### MATERIAL PROVIDED:
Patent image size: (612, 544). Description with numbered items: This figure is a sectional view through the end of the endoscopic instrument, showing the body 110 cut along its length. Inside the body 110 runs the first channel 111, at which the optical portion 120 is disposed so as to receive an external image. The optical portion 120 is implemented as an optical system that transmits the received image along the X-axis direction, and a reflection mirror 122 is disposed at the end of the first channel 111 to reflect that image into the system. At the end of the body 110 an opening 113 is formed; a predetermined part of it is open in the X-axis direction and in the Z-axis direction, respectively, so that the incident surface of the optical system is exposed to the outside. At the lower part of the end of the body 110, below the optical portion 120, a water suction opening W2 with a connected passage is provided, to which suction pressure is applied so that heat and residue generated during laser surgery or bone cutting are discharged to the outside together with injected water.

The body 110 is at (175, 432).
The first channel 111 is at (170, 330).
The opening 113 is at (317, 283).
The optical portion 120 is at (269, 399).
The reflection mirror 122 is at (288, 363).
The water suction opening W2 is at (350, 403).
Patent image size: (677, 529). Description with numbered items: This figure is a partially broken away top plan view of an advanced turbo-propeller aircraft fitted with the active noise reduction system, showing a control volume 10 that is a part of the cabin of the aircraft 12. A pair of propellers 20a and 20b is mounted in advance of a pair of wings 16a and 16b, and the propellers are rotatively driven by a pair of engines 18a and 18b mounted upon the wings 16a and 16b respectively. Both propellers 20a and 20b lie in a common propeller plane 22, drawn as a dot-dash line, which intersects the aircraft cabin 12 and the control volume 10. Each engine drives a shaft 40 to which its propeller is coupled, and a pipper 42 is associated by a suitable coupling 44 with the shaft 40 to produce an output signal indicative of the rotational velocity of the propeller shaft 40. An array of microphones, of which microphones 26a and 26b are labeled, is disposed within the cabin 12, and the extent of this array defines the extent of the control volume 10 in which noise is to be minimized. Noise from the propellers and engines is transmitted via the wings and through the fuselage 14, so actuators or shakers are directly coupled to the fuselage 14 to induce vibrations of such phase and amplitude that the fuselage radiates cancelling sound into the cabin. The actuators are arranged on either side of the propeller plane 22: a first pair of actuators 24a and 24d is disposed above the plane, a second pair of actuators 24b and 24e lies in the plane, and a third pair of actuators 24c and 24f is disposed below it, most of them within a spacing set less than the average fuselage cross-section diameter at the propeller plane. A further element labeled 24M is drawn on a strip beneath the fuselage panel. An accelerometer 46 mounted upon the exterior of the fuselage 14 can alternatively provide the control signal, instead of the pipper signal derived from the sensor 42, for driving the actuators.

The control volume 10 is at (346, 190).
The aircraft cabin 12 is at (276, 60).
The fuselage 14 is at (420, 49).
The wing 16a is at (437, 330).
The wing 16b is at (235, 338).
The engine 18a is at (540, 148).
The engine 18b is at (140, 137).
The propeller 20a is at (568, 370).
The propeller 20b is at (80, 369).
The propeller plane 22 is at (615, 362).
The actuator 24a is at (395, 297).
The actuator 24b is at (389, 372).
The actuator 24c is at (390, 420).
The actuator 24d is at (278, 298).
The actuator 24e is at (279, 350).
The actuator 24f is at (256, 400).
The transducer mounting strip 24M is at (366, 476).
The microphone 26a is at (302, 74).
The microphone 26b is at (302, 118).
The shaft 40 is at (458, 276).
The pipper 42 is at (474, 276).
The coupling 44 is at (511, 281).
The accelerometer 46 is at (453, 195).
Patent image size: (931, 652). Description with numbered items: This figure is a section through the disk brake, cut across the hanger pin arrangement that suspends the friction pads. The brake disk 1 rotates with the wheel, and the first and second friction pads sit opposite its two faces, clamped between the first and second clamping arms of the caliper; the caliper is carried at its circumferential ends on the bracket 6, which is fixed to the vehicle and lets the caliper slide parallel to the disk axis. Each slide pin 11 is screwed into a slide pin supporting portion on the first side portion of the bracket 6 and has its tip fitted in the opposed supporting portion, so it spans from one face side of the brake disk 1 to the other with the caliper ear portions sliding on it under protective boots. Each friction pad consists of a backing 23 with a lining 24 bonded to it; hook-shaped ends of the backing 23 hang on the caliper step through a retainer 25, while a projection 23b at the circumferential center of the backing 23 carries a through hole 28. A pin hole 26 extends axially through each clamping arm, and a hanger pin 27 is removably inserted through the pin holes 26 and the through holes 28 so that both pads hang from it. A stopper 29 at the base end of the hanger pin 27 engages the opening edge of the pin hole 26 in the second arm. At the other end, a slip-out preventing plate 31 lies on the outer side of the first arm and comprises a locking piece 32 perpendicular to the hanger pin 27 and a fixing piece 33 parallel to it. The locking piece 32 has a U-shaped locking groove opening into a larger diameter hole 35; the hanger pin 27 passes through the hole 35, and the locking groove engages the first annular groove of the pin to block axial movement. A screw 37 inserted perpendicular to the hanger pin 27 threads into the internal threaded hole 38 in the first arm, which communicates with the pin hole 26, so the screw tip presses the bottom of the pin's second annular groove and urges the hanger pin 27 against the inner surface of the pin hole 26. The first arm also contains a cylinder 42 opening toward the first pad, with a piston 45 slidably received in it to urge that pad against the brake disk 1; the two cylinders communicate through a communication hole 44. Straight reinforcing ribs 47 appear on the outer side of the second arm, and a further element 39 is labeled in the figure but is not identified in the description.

### REQUEST:
Rewrite the listing from its start up to and including the line containing "The water suction", replacing "sectional view" with "cross-sectional view" and leaving everything else unchanged. Return only those lines.

### WRITTEN ANSWER:
Patent image size: (612, 544). Description with numbered items: This figure is a cross-sectional view through the end of the endoscopic instrument, showing the body 110 cut along its length. Inside the body 110 runs the first channel 111, at which the optical portion 120 is disposed so as to receive an external image. The optical portion 120 is implemented as an optical system that transmits the received image along the X-axis direction, and a reflection mirror 122 is disposed at the end of the first channel 111 to reflect that image into the system. At the end of the body 110 an opening 113 is formed; a predetermined part of it is open in the X-axis direction and in the Z-axis direction, respectively, so that the incident surface of the optical system is exposed to the outside. At the lower part of the end of the body 110, below the optical portion 120, a water suction opening W2 with a connected passage is provided, to which suction pressure is applied so that heat and residue generated during laser surgery or bone cutting are discharged to the outside together with injected water.

The body 110 is at (175, 432).
The first channel 111 is at (170, 330).
The opening 113 is at (317, 283).
The optical portion 120 is at (269, 399).
The reflection mirror 122 is at (288, 363).
The water suction opening W2 is at (350, 403).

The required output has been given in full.